▶ [EXERCISE GOAL]:
An exact copy of all the data is required, with pictures left out.

________________

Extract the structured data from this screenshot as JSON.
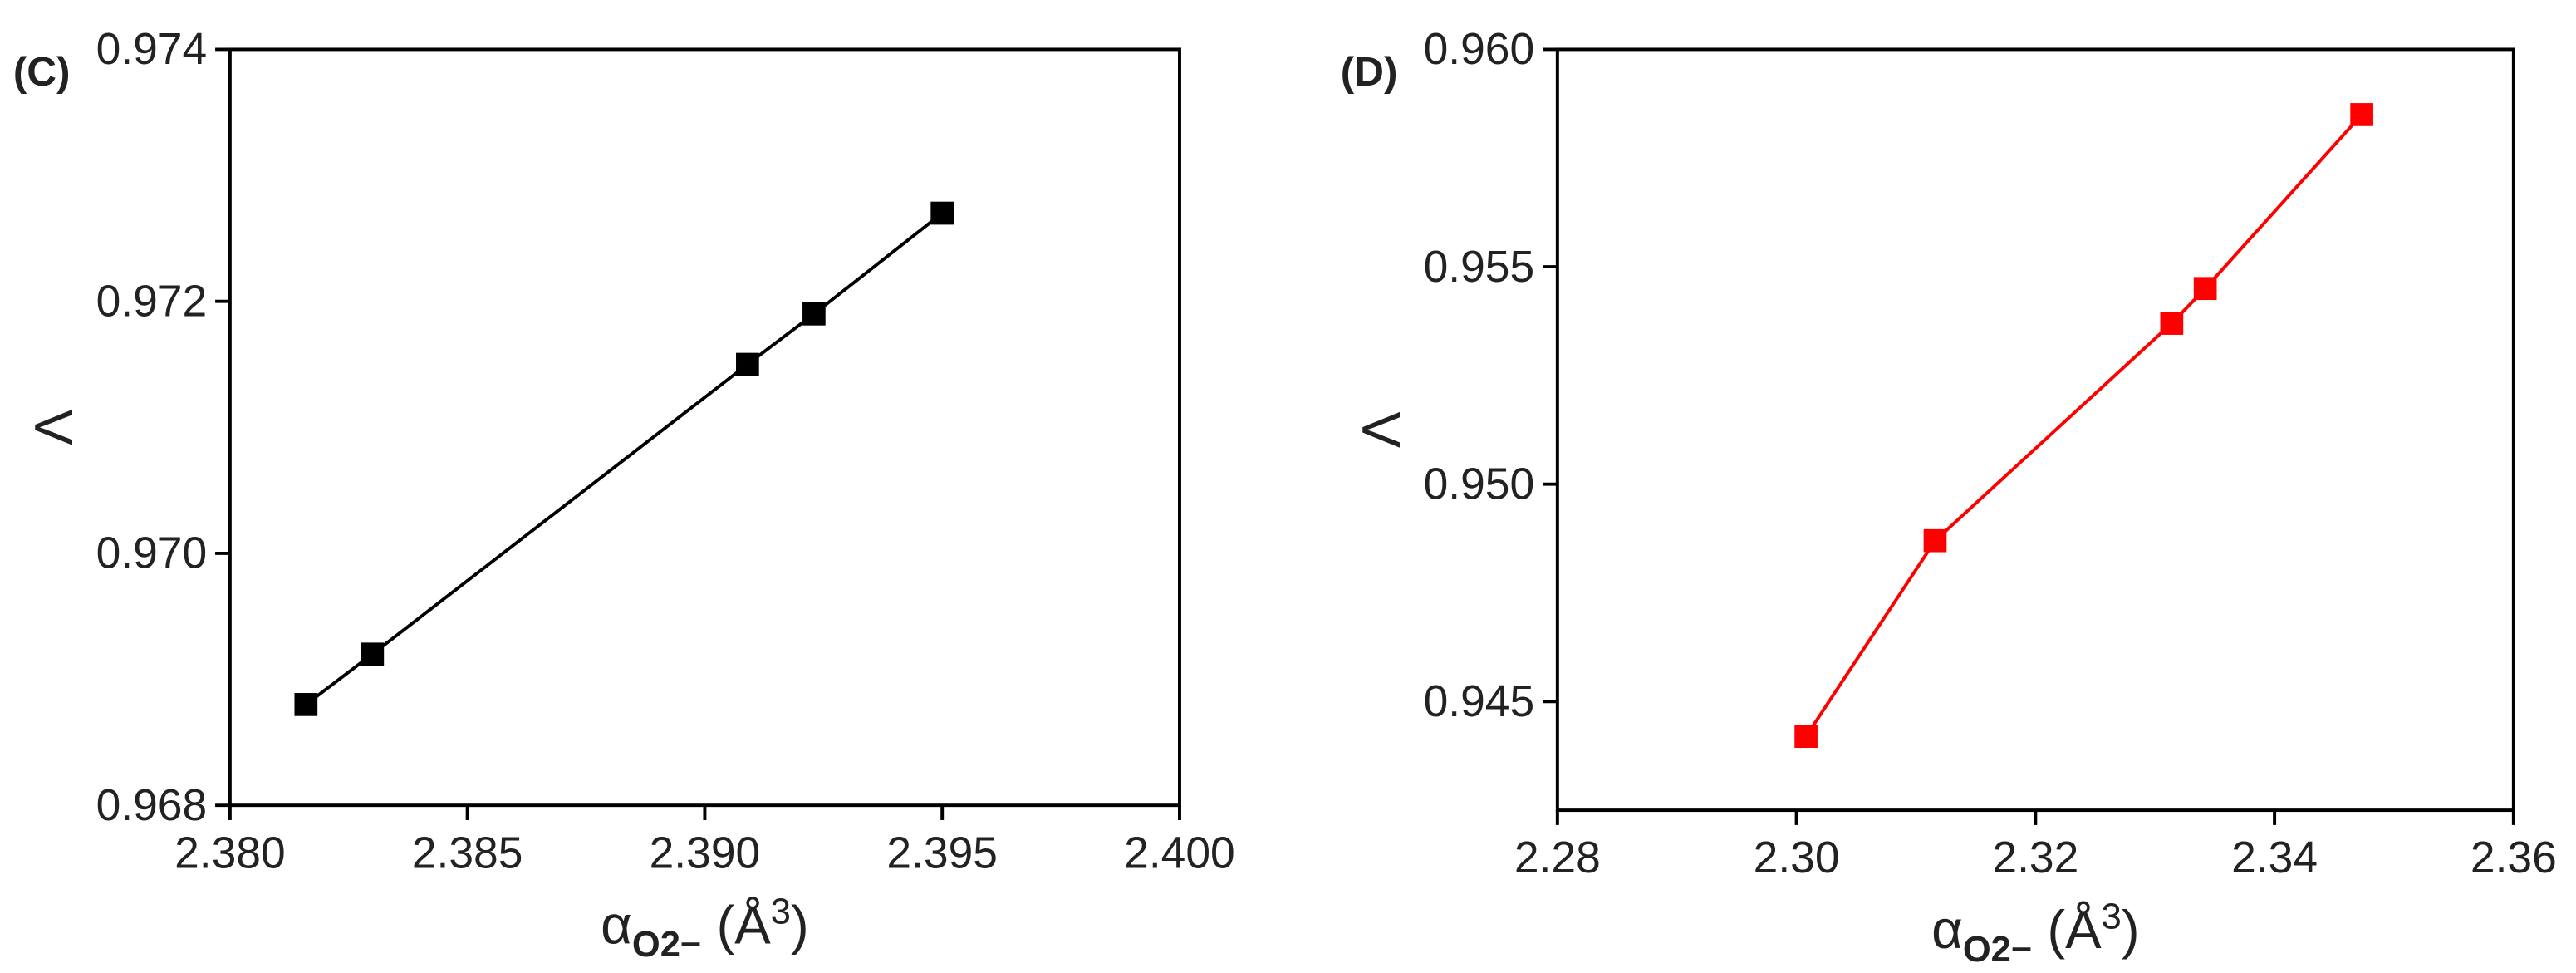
{
  "chart_data": [
    {
      "type": "line",
      "panel_label": "(C)",
      "marker": "square",
      "color": "#000000",
      "x": [
        2.3816,
        2.383,
        2.3909,
        2.3923,
        2.395
      ],
      "values": [
        0.9688,
        0.9692,
        0.9715,
        0.9719,
        0.9727
      ],
      "xlim": [
        2.38,
        2.4
      ],
      "xticks": [
        {
          "value": 2.38,
          "label": "2.380"
        },
        2.385,
        {
          "value": 2.39,
          "label": "2.390"
        },
        2.395,
        {
          "value": 2.4,
          "label": "2.400"
        }
      ],
      "ylim": [
        0.968,
        0.974
      ],
      "yticks": [
        0.968,
        {
          "value": 0.97,
          "label": "0.970"
        },
        0.972,
        0.974
      ],
      "xlabel_parts": [
        "α",
        "O2−",
        " (Å",
        "3",
        ")"
      ],
      "ylabel": "Λ"
    },
    {
      "type": "line",
      "panel_label": "(D)",
      "marker": "square",
      "color": "#ff0000",
      "x": [
        2.3008,
        2.3116,
        2.3314,
        2.3342,
        2.3473
      ],
      "values": [
        0.9442,
        0.9487,
        0.9537,
        0.9545,
        0.9585
      ],
      "xlim": [
        2.28,
        2.36
      ],
      "xticks": [
        2.28,
        {
          "value": 2.3,
          "label": "2.30"
        },
        2.32,
        2.34,
        2.36
      ],
      "ylim": [
        0.9425,
        0.96
      ],
      "yticks": [
        0.945,
        {
          "value": 0.95,
          "label": "0.950"
        },
        0.955,
        {
          "value": 0.96,
          "label": "0.960"
        }
      ],
      "xlabel_parts": [
        "α",
        "O2−",
        " (Å",
        "3",
        ")"
      ],
      "ylabel": "Λ"
    }
  ]
}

________________

▶ [EXERCISE RESPONSE]:
Extract the structured data from this screenshot as JSON.
{
  "chart_data": [
    {
      "type": "line",
      "panel_label": "(C)",
      "marker": "square",
      "color": "#000000",
      "x": [
        2.3816,
        2.383,
        2.3909,
        2.3923,
        2.395
      ],
      "values": [
        0.9688,
        0.9692,
        0.9715,
        0.9719,
        0.9727
      ],
      "xlim": [
        2.38,
        2.4
      ],
      "xticks": [
        {
          "value": 2.38,
          "label": "2.380"
        },
        2.385,
        {
          "value": 2.39,
          "label": "2.390"
        },
        2.395,
        {
          "value": 2.4,
          "label": "2.400"
        }
      ],
      "ylim": [
        0.968,
        0.974
      ],
      "yticks": [
        0.968,
        {
          "value": 0.97,
          "label": "0.970"
        },
        0.972,
        0.974
      ],
      "xlabel_parts": [
        "α",
        "O2−",
        " (Å",
        "3",
        ")"
      ],
      "ylabel": "Λ"
    },
    {
      "type": "line",
      "panel_label": "(D)",
      "marker": "square",
      "color": "#ff0000",
      "x": [
        2.3008,
        2.3116,
        2.3314,
        2.3342,
        2.3473
      ],
      "values": [
        0.9442,
        0.9487,
        0.9537,
        0.9545,
        0.9585
      ],
      "xlim": [
        2.28,
        2.36
      ],
      "xticks": [
        2.28,
        {
          "value": 2.3,
          "label": "2.30"
        },
        2.32,
        2.34,
        2.36
      ],
      "ylim": [
        0.9425,
        0.96
      ],
      "yticks": [
        0.945,
        {
          "value": 0.95,
          "label": "0.950"
        },
        0.955,
        {
          "value": 0.96,
          "label": "0.960"
        }
      ],
      "xlabel_parts": [
        "α",
        "O2−",
        " (Å",
        "3",
        ")"
      ],
      "ylabel": "Λ"
    }
  ]
}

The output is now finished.